Dataset items
┌──
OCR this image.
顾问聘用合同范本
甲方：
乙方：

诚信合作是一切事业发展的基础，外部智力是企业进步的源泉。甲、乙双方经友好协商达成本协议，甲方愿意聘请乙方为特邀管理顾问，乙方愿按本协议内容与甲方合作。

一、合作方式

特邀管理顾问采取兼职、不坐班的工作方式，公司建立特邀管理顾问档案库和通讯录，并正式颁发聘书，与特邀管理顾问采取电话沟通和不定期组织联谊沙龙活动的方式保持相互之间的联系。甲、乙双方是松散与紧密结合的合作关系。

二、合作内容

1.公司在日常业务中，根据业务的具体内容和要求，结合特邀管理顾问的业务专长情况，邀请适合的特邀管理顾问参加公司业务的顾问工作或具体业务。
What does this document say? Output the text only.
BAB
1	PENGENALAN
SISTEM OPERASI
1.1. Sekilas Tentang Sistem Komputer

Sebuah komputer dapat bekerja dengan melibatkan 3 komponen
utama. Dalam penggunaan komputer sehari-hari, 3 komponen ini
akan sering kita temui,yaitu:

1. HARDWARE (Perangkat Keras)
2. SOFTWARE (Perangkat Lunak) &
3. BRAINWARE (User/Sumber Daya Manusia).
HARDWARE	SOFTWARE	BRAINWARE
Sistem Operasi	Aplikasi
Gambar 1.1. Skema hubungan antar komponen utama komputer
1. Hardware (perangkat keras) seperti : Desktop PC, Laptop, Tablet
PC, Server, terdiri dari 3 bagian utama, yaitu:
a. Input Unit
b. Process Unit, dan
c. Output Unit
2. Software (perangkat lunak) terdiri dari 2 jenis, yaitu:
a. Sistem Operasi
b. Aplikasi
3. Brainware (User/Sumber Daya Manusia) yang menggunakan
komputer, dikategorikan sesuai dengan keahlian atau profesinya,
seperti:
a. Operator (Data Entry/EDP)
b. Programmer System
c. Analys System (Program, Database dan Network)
└──
Give exactly the lines from the one with "What does this" to the end of the entries, nothing before them.

▶ _Written answer_
What does this document say? Output the text only.
BAB
1	PENGENALAN
SISTEM OPERASI
1.1. Sekilas Tentang Sistem Komputer

Sebuah komputer dapat bekerja dengan melibatkan 3 komponen
utama. Dalam penggunaan komputer sehari-hari, 3 komponen ini
akan sering kita temui,yaitu:

1. HARDWARE (Perangkat Keras)
2. SOFTWARE (Perangkat Lunak) &
3. BRAINWARE (User/Sumber Daya Manusia).
HARDWARE	SOFTWARE	BRAINWARE
Sistem Operasi	Aplikasi
Gambar 1.1. Skema hubungan antar komponen utama komputer
1. Hardware (perangkat keras) seperti : Desktop PC, Laptop, Tablet
PC, Server, terdiri dari 3 bagian utama, yaitu:
a. Input Unit
b. Process Unit, dan
c. Output Unit
2. Software (perangkat lunak) terdiri dari 2 jenis, yaitu:
a. Sistem Operasi
b. Aplikasi
3. Brainware (User/Sumber Daya Manusia) yang menggunakan
komputer, dikategorikan sesuai dengan keahlian atau profesinya,
seperti:
a. Operator (Data Entry/EDP)
b. Programmer System
c. Analys System (Program, Database dan Network)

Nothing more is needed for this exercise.